## Records provided
## BEGIN
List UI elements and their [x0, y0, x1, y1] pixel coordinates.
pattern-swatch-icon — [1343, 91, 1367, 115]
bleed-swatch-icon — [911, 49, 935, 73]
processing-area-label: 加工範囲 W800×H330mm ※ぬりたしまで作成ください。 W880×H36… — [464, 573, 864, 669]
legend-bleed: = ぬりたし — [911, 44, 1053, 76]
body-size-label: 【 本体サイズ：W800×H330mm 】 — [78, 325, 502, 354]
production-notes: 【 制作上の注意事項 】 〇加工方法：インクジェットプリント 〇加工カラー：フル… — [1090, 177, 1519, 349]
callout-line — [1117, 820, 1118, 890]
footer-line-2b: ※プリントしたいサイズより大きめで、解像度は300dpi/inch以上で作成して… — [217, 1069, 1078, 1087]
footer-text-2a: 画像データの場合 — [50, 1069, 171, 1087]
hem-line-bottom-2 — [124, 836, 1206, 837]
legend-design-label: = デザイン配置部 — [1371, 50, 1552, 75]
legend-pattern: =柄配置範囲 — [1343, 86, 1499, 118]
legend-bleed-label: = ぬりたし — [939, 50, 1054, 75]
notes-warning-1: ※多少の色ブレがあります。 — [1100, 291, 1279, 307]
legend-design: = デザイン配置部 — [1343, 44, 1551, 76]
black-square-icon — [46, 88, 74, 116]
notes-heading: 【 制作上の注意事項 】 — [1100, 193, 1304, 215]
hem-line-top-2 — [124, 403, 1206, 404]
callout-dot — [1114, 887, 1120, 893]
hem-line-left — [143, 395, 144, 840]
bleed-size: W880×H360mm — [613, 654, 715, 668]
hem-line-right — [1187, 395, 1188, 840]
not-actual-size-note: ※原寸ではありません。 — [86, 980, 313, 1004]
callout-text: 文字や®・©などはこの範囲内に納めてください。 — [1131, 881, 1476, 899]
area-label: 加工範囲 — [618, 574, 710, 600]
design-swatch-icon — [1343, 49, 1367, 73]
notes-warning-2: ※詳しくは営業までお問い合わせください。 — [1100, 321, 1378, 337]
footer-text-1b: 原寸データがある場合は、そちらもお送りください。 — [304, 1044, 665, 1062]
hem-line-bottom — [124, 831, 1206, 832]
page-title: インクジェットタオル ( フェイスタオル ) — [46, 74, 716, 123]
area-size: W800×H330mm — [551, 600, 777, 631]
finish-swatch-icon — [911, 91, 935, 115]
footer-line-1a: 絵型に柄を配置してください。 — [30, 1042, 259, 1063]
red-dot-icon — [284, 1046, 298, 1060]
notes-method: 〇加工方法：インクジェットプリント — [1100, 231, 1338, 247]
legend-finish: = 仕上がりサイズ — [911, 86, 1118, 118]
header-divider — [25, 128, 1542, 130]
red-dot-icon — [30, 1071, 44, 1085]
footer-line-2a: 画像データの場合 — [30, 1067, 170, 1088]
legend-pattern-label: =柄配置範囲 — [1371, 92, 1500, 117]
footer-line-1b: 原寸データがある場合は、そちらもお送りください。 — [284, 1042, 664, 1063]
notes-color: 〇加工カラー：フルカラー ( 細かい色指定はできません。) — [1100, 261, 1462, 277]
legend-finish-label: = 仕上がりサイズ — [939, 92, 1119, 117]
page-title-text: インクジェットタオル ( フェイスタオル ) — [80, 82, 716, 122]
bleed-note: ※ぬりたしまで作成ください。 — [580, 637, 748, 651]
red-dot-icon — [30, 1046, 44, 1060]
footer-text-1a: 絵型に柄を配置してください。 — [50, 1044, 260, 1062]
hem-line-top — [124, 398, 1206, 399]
## END
Turn each line of the items above into a JSON list of strings, with one string per line and any blank lines left out.

[
  "List UI elements and their [x0, y0, x1, y1] pixel coordinates.",
  "pattern-swatch-icon — [1343, 91, 1367, 115]",
  "bleed-swatch-icon — [911, 49, 935, 73]",
  "processing-area-label: 加工範囲 W800×H330mm ※ぬりたしまで作成ください。 W880×H36… — [464, 573, 864, 669]",
  "legend-bleed: = ぬりたし — [911, 44, 1053, 76]",
  "body-size-label: 【 本体サイズ：W800×H330mm 】 — [78, 325, 502, 354]",
  "production-notes: 【 制作上の注意事項 】 〇加工方法：インクジェットプリント 〇加工カラー：フル… — [1090, 177, 1519, 349]",
  "callout-line — [1117, 820, 1118, 890]",
  "footer-line-2b: ※プリントしたいサイズより大きめで、解像度は300dpi/inch以上で作成して… — [217, 1069, 1078, 1087]",
  "footer-text-2a: 画像データの場合 — [50, 1069, 171, 1087]",
  "hem-line-bottom-2 — [124, 836, 1206, 837]",
  "legend-design-label: = デザイン配置部 — [1371, 50, 1552, 75]",
  "legend-pattern: =柄配置範囲 — [1343, 86, 1499, 118]",
  "legend-bleed-label: = ぬりたし — [939, 50, 1054, 75]",
  "notes-warning-1: ※多少の色ブレがあります。 — [1100, 291, 1279, 307]",
  "legend-design: = デザイン配置部 — [1343, 44, 1551, 76]",
  "black-square-icon — [46, 88, 74, 116]",
  "notes-heading: 【 制作上の注意事項 】 — [1100, 193, 1304, 215]",
  "hem-line-top-2 — [124, 403, 1206, 404]",
  "callout-dot — [1114, 887, 1120, 893]",
  "hem-line-left — [143, 395, 144, 840]",
  "bleed-size: W880×H360mm — [613, 654, 715, 668]",
  "hem-line-right — [1187, 395, 1188, 840]",
  "not-actual-size-note: ※原寸ではありません。 — [86, 980, 313, 1004]",
  "callout-text: 文字や®・©などはこの範囲内に納めてください。 — [1131, 881, 1476, 899]",
  "area-label: 加工範囲 — [618, 574, 710, 600]",
  "design-swatch-icon — [1343, 49, 1367, 73]",
  "notes-warning-2: ※詳しくは営業までお問い合わせください。 — [1100, 321, 1378, 337]",
  "footer-text-1b: 原寸データがある場合は、そちらもお送りください。 — [304, 1044, 665, 1062]",
  "hem-line-bottom — [124, 831, 1206, 832]",
  "page-title: インクジェットタオル ( フェイスタオル ) — [46, 74, 716, 123]",
  "area-size: W800×H330mm — [551, 600, 777, 631]",
  "finish-swatch-icon — [911, 91, 935, 115]",
  "footer-line-1a: 絵型に柄を配置してください。 — [30, 1042, 259, 1063]",
  "red-dot-icon — [284, 1046, 298, 1060]",
  "notes-method: 〇加工方法：インクジェットプリント — [1100, 231, 1338, 247]",
  "legend-finish: = 仕上がりサイズ — [911, 86, 1118, 118]",
  "header-divider — [25, 128, 1542, 130]",
  "red-dot-icon — [30, 1071, 44, 1085]",
  "footer-line-2a: 画像データの場合 — [30, 1067, 170, 1088]",
  "legend-pattern-label: =柄配置範囲 — [1371, 92, 1500, 117]",
  "footer-line-1b: 原寸データがある場合は、そちらもお送りください。 — [284, 1042, 664, 1063]",
  "notes-color: 〇加工カラー：フルカラー ( 細かい色指定はできません。) — [1100, 261, 1462, 277]",
  "legend-finish-label: = 仕上がりサイズ — [939, 92, 1119, 117]",
  "page-title-text: インクジェットタオル ( フェイスタオル ) — [80, 82, 716, 122]",
  "bleed-note: ※ぬりたしまで作成ください。 — [580, 637, 748, 651]",
  "red-dot-icon — [30, 1046, 44, 1060]",
  "footer-text-1a: 絵型に柄を配置してください。 — [50, 1044, 260, 1062]",
  "hem-line-top — [124, 398, 1206, 399]"
]